* START *

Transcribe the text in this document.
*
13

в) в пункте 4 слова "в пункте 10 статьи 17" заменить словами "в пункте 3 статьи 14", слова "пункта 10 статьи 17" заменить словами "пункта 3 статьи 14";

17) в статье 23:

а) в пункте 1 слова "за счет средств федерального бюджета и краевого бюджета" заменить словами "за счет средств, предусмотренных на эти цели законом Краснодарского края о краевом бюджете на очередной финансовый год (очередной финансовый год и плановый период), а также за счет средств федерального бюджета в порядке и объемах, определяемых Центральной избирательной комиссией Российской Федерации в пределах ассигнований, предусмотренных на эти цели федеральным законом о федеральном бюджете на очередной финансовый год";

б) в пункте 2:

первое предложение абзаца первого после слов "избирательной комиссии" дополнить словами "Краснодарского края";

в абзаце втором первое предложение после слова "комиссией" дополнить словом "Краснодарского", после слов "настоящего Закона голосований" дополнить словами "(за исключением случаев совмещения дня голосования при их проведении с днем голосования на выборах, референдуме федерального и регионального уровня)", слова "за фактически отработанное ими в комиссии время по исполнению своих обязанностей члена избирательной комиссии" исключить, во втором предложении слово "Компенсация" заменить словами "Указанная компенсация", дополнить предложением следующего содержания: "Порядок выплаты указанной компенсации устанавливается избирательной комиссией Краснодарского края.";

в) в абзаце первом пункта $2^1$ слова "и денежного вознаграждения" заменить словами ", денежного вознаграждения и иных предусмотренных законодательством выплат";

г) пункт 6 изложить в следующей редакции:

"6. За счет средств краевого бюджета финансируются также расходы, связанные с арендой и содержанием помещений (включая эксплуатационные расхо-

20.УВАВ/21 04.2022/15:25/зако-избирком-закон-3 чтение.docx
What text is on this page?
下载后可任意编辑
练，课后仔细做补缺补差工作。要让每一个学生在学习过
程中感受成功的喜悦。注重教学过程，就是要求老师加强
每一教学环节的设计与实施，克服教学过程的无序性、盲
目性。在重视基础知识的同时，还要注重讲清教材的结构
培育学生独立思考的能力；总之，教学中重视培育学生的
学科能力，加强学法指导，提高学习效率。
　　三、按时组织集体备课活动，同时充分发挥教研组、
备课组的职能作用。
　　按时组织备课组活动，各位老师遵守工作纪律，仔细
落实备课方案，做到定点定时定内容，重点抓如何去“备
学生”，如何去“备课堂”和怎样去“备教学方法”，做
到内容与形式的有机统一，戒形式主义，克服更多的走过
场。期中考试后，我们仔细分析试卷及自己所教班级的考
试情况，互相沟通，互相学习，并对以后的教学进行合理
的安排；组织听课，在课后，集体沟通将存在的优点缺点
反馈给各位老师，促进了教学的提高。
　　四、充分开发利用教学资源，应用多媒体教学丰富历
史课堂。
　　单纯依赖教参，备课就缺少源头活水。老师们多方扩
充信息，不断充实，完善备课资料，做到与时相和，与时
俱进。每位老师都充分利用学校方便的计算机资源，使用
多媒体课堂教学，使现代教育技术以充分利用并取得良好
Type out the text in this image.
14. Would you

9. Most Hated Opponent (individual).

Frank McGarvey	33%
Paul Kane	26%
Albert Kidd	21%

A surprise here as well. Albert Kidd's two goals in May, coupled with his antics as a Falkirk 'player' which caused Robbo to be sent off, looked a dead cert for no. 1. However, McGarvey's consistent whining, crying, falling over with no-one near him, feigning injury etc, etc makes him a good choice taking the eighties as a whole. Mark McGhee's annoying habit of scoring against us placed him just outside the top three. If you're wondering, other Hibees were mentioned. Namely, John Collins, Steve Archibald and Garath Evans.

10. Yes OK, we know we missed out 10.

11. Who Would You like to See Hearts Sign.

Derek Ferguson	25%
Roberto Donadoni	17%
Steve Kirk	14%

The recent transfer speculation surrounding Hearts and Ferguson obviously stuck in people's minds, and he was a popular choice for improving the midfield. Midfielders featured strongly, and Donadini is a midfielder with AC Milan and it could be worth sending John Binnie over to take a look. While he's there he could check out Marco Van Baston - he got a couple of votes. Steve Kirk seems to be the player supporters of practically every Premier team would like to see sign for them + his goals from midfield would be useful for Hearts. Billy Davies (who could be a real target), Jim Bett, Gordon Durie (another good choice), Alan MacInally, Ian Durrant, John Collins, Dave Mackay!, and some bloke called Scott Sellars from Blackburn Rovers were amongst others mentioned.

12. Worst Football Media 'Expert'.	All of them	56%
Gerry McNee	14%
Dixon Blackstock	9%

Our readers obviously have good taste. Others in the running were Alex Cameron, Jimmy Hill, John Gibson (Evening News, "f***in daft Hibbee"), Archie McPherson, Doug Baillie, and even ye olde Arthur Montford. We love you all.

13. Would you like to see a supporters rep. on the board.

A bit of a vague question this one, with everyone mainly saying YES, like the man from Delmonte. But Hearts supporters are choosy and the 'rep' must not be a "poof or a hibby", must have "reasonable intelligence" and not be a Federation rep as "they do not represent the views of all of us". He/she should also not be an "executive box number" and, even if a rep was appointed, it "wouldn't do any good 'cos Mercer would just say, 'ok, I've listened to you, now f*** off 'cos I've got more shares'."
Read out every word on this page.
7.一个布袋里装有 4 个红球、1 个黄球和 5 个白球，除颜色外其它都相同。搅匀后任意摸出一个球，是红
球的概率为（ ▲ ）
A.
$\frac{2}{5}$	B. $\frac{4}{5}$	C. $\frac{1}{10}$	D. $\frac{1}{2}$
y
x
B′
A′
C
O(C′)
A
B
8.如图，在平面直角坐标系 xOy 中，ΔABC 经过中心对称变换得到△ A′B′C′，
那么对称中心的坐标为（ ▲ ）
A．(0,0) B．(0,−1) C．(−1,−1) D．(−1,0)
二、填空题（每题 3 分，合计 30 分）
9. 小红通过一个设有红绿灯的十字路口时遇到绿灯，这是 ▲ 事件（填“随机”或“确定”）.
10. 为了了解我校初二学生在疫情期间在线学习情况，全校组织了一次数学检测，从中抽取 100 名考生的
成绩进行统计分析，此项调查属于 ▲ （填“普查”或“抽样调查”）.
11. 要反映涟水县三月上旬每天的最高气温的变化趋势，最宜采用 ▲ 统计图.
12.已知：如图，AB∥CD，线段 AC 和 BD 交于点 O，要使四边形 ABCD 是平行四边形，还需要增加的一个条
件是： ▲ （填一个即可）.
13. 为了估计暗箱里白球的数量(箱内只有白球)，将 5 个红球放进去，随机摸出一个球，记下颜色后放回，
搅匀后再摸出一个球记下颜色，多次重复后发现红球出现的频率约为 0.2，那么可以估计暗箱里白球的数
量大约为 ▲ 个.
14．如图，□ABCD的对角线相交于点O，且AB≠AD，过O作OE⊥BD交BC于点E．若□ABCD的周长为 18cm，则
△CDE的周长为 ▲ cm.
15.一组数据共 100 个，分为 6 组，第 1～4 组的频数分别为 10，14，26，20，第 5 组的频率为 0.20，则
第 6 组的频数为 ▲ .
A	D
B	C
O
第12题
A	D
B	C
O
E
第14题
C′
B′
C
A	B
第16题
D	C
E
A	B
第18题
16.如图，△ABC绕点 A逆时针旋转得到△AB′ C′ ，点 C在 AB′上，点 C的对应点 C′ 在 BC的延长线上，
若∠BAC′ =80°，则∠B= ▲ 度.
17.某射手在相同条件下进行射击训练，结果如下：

* END *

• [Challenge]: Extract the complete set of records unchanged.

• [The response]:
Transcribe the text in this document.
*
13

в) в пункте 4 слова "в пункте 10 статьи 17" заменить словами "в пункте 3 статьи 14", слова "пункта 10 статьи 17" заменить словами "пункта 3 статьи 14";

17) в статье 23:

а) в пункте 1 слова "за счет средств федерального бюджета и краевого бюджета" заменить словами "за счет средств, предусмотренных на эти цели законом Краснодарского края о краевом бюджете на очередной финансовый год (очередной финансовый год и плановый период), а также за счет средств федерального бюджета в порядке и объемах, определяемых Центральной избирательной комиссией Российской Федерации в пределах ассигнований, предусмотренных на эти цели федеральным законом о федеральном бюджете на очередной финансовый год";

б) в пункте 2:

первое предложение абзаца первого после слов "избирательной комиссии" дополнить словами "Краснодарского края";

в абзаце втором первое предложение после слова "комиссией" дополнить словом "Краснодарского", после слов "настоящего Закона голосований" дополнить словами "(за исключением случаев совмещения дня голосования при их проведении с днем голосования на выборах, референдуме федерального и регионального уровня)", слова "за фактически отработанное ими в комиссии время по исполнению своих обязанностей члена избирательной комиссии" исключить, во втором предложении слово "Компенсация" заменить словами "Указанная компенсация", дополнить предложением следующего содержания: "Порядок выплаты указанной компенсации устанавливается избирательной комиссией Краснодарского края.";

в) в абзаце первом пункта $2^1$ слова "и денежного вознаграждения" заменить словами ", денежного вознаграждения и иных предусмотренных законодательством выплат";

г) пункт 6 изложить в следующей редакции:

"6. За счет средств краевого бюджета финансируются также расходы, связанные с арендой и содержанием помещений (включая эксплуатационные расхо-

20.УВАВ/21 04.2022/15:25/зако-избирком-закон-3 чтение.docx
What text is on this page?
下载后可任意编辑
练，课后仔细做补缺补差工作。要让每一个学生在学习过
程中感受成功的喜悦。注重教学过程，就是要求老师加强
每一教学环节的设计与实施，克服教学过程的无序性、盲
目性。在重视基础知识的同时，还要注重讲清教材的结构
培育学生独立思考的能力；总之，教学中重视培育学生的
学科能力，加强学法指导，提高学习效率。
　　三、按时组织集体备课活动，同时充分发挥教研组、
备课组的职能作用。
　　按时组织备课组活动，各位老师遵守工作纪律，仔细
落实备课方案，做到定点定时定内容，重点抓如何去“备
学生”，如何去“备课堂”和怎样去“备教学方法”，做
到内容与形式的有机统一，戒形式主义，克服更多的走过
场。期中考试后，我们仔细分析试卷及自己所教班级的考
试情况，互相沟通，互相学习，并对以后的教学进行合理
的安排；组织听课，在课后，集体沟通将存在的优点缺点
反馈给各位老师，促进了教学的提高。
　　四、充分开发利用教学资源，应用多媒体教学丰富历
史课堂。
　　单纯依赖教参，备课就缺少源头活水。老师们多方扩
充信息，不断充实，完善备课资料，做到与时相和，与时
俱进。每位老师都充分利用学校方便的计算机资源，使用
多媒体课堂教学，使现代教育技术以充分利用并取得良好
Type out the text in this image.
14. Would you

9. Most Hated Opponent (individual).

Frank McGarvey	33%
Paul Kane	26%
Albert Kidd	21%

A surprise here as well. Albert Kidd's two goals in May, coupled with his antics as a Falkirk 'player' which caused Robbo to be sent off, looked a dead cert for no. 1. However, McGarvey's consistent whining, crying, falling over with no-one near him, feigning injury etc, etc makes him a good choice taking the eighties as a whole. Mark McGhee's annoying habit of scoring against us placed him just outside the top three. If you're wondering, other Hibees were mentioned. Namely, John Collins, Steve Archibald and Garath Evans.

10. Yes OK, we know we missed out 10.

11. Who Would You like to See Hearts Sign.

Derek Ferguson	25%
Roberto Donadoni	17%
Steve Kirk	14%

The recent transfer speculation surrounding Hearts and Ferguson obviously stuck in people's minds, and he was a popular choice for improving the midfield. Midfielders featured strongly, and Donadini is a midfielder with AC Milan and it could be worth sending John Binnie over to take a look. While he's there he could check out Marco Van Baston - he got a couple of votes. Steve Kirk seems to be the player supporters of practically every Premier team would like to see sign for them + his goals from midfield would be useful for Hearts. Billy Davies (who could be a real target), Jim Bett, Gordon Durie (another good choice), Alan MacInally, Ian Durrant, John Collins, Dave Mackay!, and some bloke called Scott Sellars from Blackburn Rovers were amongst others mentioned.

12. Worst Football Media 'Expert'.	All of them	56%
Gerry McNee	14%
Dixon Blackstock	9%

Our readers obviously have good taste. Others in the running were Alex Cameron, Jimmy Hill, John Gibson (Evening News, "f***in daft Hibbee"), Archie McPherson, Doug Baillie, and even ye olde Arthur Montford. We love you all.

13. Would you like to see a supporters rep. on the board.

A bit of a vague question this one, with everyone mainly saying YES, like the man from Delmonte. But Hearts supporters are choosy and the 'rep' must not be a "poof or a hibby", must have "reasonable intelligence" and not be a Federation rep as "they do not represent the views of all of us". He/she should also not be an "executive box number" and, even if a rep was appointed, it "wouldn't do any good 'cos Mercer would just say, 'ok, I've listened to you, now f*** off 'cos I've got more shares'."
Read out every word on this page.
7.一个布袋里装有 4 个红球、1 个黄球和 5 个白球，除颜色外其它都相同。搅匀后任意摸出一个球，是红
球的概率为（ ▲ ）
A.
$\frac{2}{5}$	B. $\frac{4}{5}$	C. $\frac{1}{10}$	D. $\frac{1}{2}$
y
x
B′
A′
C
O(C′)
A
B
8.如图，在平面直角坐标系 xOy 中，ΔABC 经过中心对称变换得到△ A′B′C′，
那么对称中心的坐标为（ ▲ ）
A．(0,0) B．(0,−1) C．(−1,−1) D．(−1,0)
二、填空题（每题 3 分，合计 30 分）
9. 小红通过一个设有红绿灯的十字路口时遇到绿灯，这是 ▲ 事件（填“随机”或“确定”）.
10. 为了了解我校初二学生在疫情期间在线学习情况，全校组织了一次数学检测，从中抽取 100 名考生的
成绩进行统计分析，此项调查属于 ▲ （填“普查”或“抽样调查”）.
11. 要反映涟水县三月上旬每天的最高气温的变化趋势，最宜采用 ▲ 统计图.
12.已知：如图，AB∥CD，线段 AC 和 BD 交于点 O，要使四边形 ABCD 是平行四边形，还需要增加的一个条
件是： ▲ （填一个即可）.
13. 为了估计暗箱里白球的数量(箱内只有白球)，将 5 个红球放进去，随机摸出一个球，记下颜色后放回，
搅匀后再摸出一个球记下颜色，多次重复后发现红球出现的频率约为 0.2，那么可以估计暗箱里白球的数
量大约为 ▲ 个.
14．如图，□ABCD的对角线相交于点O，且AB≠AD，过O作OE⊥BD交BC于点E．若□ABCD的周长为 18cm，则
△CDE的周长为 ▲ cm.
15.一组数据共 100 个，分为 6 组，第 1～4 组的频数分别为 10，14，26，20，第 5 组的频率为 0.20，则
第 6 组的频数为 ▲ .
A	D
B	C
O
第12题
A	D
B	C
O
E
第14题
C′
B′
C
A	B
第16题
D	C
E
A	B
第18题
16.如图，△ABC绕点 A逆时针旋转得到△AB′ C′ ，点 C在 AB′上，点 C的对应点 C′ 在 BC的延长线上，
若∠BAC′ =80°，则∠B= ▲ 度.
17.某射手在相同条件下进行射击训练，结果如下：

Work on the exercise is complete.